◆ **Direction**: The records below must be copied in full; omit the images.

◆ **Records shown**:
▼

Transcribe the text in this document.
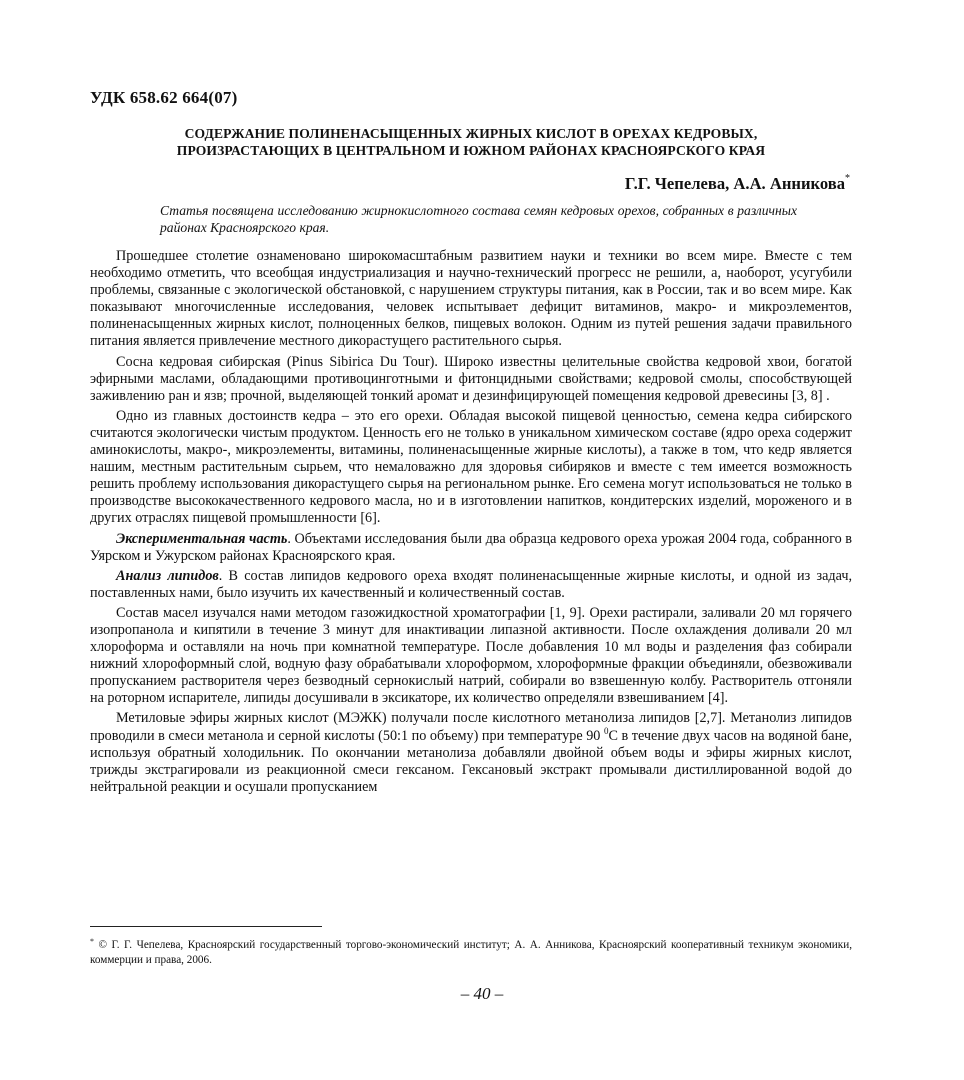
УДК 658.62 664(07)
СОДЕРЖАНИЕ ПОЛИНЕНАСЫЩЕННЫХ ЖИРНЫХ КИСЛОТ В ОРЕХАХ КЕДРОВЫХ,
ПРОИЗРАСТАЮЩИХ В ЦЕНТРАЛЬНОМ И ЮЖНОМ РАЙОНАХ КРАСНОЯРСКОГО КРАЯ
Г.Г. Чепелева, А.А. Анникова*
Статья посвящена исследованию жирнокислотного состава семян кедровых орехов, собранных в различных районах Красноярского края.

Прошедшее столетие ознаменовано широкомасштабным развитием науки и техники во всем мире. Вместе с тем необходимо отметить, что всеобщая индустриализация и научно-технический прогресс не решили, а, наоборот, усугубили проблемы, связанные с экологической обстановкой, с нарушением структуры питания, как в России, так и во всем мире. Как показывают многочисленные исследования, человек испытывает дефицит витаминов, макро- и микроэлементов, полиненасыщенных жирных кислот, полноценных белков, пищевых волокон. Одним из путей решения задачи правильного питания является привлечение местного дикорастущего растительного сырья.

Сосна кедровая сибирская (Pinus Sibirica Du Tour). Широко известны целительные свойства кедровой хвои, богатой эфирными маслами, обладающими противоцинготными и фитонцидными свойствами; кедровой смолы, способствующей заживлению ран и язв; прочной, выделяющей тонкий аромат и дезинфицирующей помещения кедровой древесины [3, 8] .

Одно из главных достоинств кедра – это его орехи. Обладая высокой пищевой ценностью, семена кедра сибирского считаются экологически чистым продуктом. Ценность его не только в уникальном химическом составе (ядро ореха содержит аминокислоты, макро-, микроэлементы, витамины, полиненасыщенные жирные кислоты), а также в том, что кедр является нашим, местным растительным сырьем, что немаловажно для здоровья сибиряков и вместе с тем имеется возможность решить проблему использования дикорастущего сырья на региональном рынке. Его семена могут использоваться не только в производстве высококачественного кедрового масла, но и в изготовлении напитков, кондитерских изделий, мороженого и в других отраслях пищевой промышленности [6].

Экспериментальная часть. Объектами исследования были два образца кедрового ореха урожая 2004 года, собранного в Уярском и Ужурском районах Красноярского края.

Анализ липидов. В состав липидов кедрового ореха входят полиненасыщенные жирные кислоты, и одной из задач, поставленных нами, было изучить их качественный и количественный состав.

Состав масел изучался нами методом газожидкостной хроматографии [1, 9]. Орехи растирали, заливали 20 мл горячего изопропанола и кипятили в течение 3 минут для инактивации липазной активности. После охлаждения доливали 20 мл хлороформа и оставляли на ночь при комнатной температуре. После добавления 10 мл воды и разделения фаз собирали нижний хлороформный слой, водную фазу обрабатывали хлороформом, хлороформные фракции объединяли, обезвоживали пропусканием растворителя через безводный сернокислый натрий, собирали во взвешенную колбу. Растворитель отгоняли на роторном испарителе, липиды досушивали в эксикаторе, их количество определяли взвешиванием [4].

Метиловые эфиры жирных кислот (МЭЖК) получали после кислотного метанолиза липидов [2,7]. Метанолиз липидов проводили в смеси метанола и серной кислоты (50:1 по объему) при температуре 90 $^0$С в течение двух часов на водяной бане, используя обратный холодильник. По окончании метанолиза добавляли двойной объем воды и эфиры жирных кислот, трижды экстрагировали из реакционной смеси гексаном. Гексановый экстракт промывали дистиллированной водой до нейтральной реакции и осушали пропусканием

* © Г. Г. Чепелева, Красноярский государственный торгово-экономический институт; А. А. Анникова, Красноярский кооперативный техникум экономики, коммерции и права, 2006.
– 40 –
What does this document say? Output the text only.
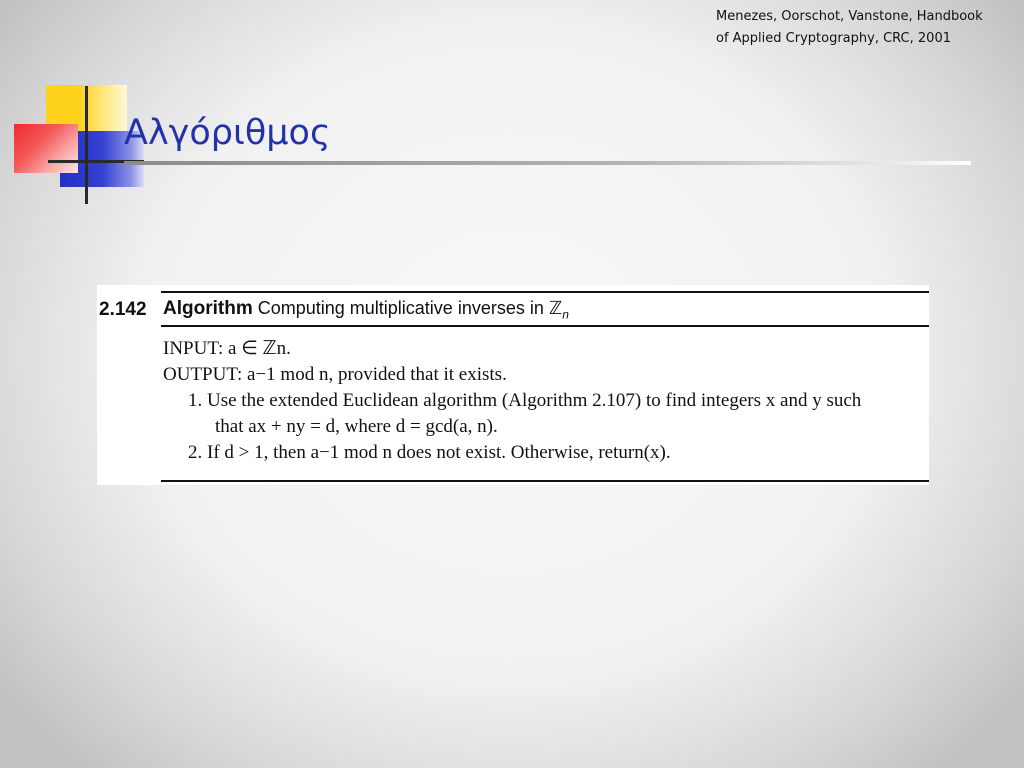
Menezes, Oorschot, Vanstone, Handbook
of Applied Cryptography, CRC, 2001
Αλγόριθμος
2.142 Algorithm Computing multiplicative inverses in ℤ$_n$
INPUT: a ∈ ℤn.
OUTPUT: a−1 mod n, provided that it exists.
1. Use the extended Euclidean algorithm (Algorithm 2.107) to find integers x and y such
that ax + ny = d, where d = gcd(a, n).
2. If d > 1, then a−1 mod n does not exist. Otherwise, return(x).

▲

◆ **The output**:
Transcribe the text in this document.
УДК 658.62 664(07)
СОДЕРЖАНИЕ ПОЛИНЕНАСЫЩЕННЫХ ЖИРНЫХ КИСЛОТ В ОРЕХАХ КЕДРОВЫХ,
ПРОИЗРАСТАЮЩИХ В ЦЕНТРАЛЬНОМ И ЮЖНОМ РАЙОНАХ КРАСНОЯРСКОГО КРАЯ
Г.Г. Чепелева, А.А. Анникова*
Статья посвящена исследованию жирнокислотного состава семян кедровых орехов, собранных в различных районах Красноярского края.

Прошедшее столетие ознаменовано широкомасштабным развитием науки и техники во всем мире. Вместе с тем необходимо отметить, что всеобщая индустриализация и научно-технический прогресс не решили, а, наоборот, усугубили проблемы, связанные с экологической обстановкой, с нарушением структуры питания, как в России, так и во всем мире. Как показывают многочисленные исследования, человек испытывает дефицит витаминов, макро- и микроэлементов, полиненасыщенных жирных кислот, полноценных белков, пищевых волокон. Одним из путей решения задачи правильного питания является привлечение местного дикорастущего растительного сырья.

Сосна кедровая сибирская (Pinus Sibirica Du Tour). Широко известны целительные свойства кедровой хвои, богатой эфирными маслами, обладающими противоцинготными и фитонцидными свойствами; кедровой смолы, способствующей заживлению ран и язв; прочной, выделяющей тонкий аромат и дезинфицирующей помещения кедровой древесины [3, 8] .

Одно из главных достоинств кедра – это его орехи. Обладая высокой пищевой ценностью, семена кедра сибирского считаются экологически чистым продуктом. Ценность его не только в уникальном химическом составе (ядро ореха содержит аминокислоты, макро-, микроэлементы, витамины, полиненасыщенные жирные кислоты), а также в том, что кедр является нашим, местным растительным сырьем, что немаловажно для здоровья сибиряков и вместе с тем имеется возможность решить проблему использования дикорастущего сырья на региональном рынке. Его семена могут использоваться не только в производстве высококачественного кедрового масла, но и в изготовлении напитков, кондитерских изделий, мороженого и в других отраслях пищевой промышленности [6].

Экспериментальная часть. Объектами исследования были два образца кедрового ореха урожая 2004 года, собранного в Уярском и Ужурском районах Красноярского края.

Анализ липидов. В состав липидов кедрового ореха входят полиненасыщенные жирные кислоты, и одной из задач, поставленных нами, было изучить их качественный и количественный состав.

Состав масел изучался нами методом газожидкостной хроматографии [1, 9]. Орехи растирали, заливали 20 мл горячего изопропанола и кипятили в течение 3 минут для инактивации липазной активности. После охлаждения доливали 20 мл хлороформа и оставляли на ночь при комнатной температуре. После добавления 10 мл воды и разделения фаз собирали нижний хлороформный слой, водную фазу обрабатывали хлороформом, хлороформные фракции объединяли, обезвоживали пропусканием растворителя через безводный сернокислый натрий, собирали во взвешенную колбу. Растворитель отгоняли на роторном испарителе, липиды досушивали в эксикаторе, их количество определяли взвешиванием [4].

Метиловые эфиры жирных кислот (МЭЖК) получали после кислотного метанолиза липидов [2,7]. Метанолиз липидов проводили в смеси метанола и серной кислоты (50:1 по объему) при температуре 90 $^0$С в течение двух часов на водяной бане, используя обратный холодильник. По окончании метанолиза добавляли двойной объем воды и эфиры жирных кислот, трижды экстрагировали из реакционной смеси гексаном. Гексановый экстракт промывали дистиллированной водой до нейтральной реакции и осушали пропусканием

* © Г. Г. Чепелева, Красноярский государственный торгово-экономический институт; А. А. Анникова, Красноярский кооперативный техникум экономики, коммерции и права, 2006.
– 40 –
What does this document say? Output the text only.
Menezes, Oorschot, Vanstone, Handbook
of Applied Cryptography, CRC, 2001
Αλγόριθμος
2.142 Algorithm Computing multiplicative inverses in ℤ$_n$
INPUT: a ∈ ℤn.
OUTPUT: a−1 mod n, provided that it exists.
1. Use the extended Euclidean algorithm (Algorithm 2.107) to find integers x and y such
that ax + ny = d, where d = gcd(a, n).
2. If d > 1, then a−1 mod n does not exist. Otherwise, return(x).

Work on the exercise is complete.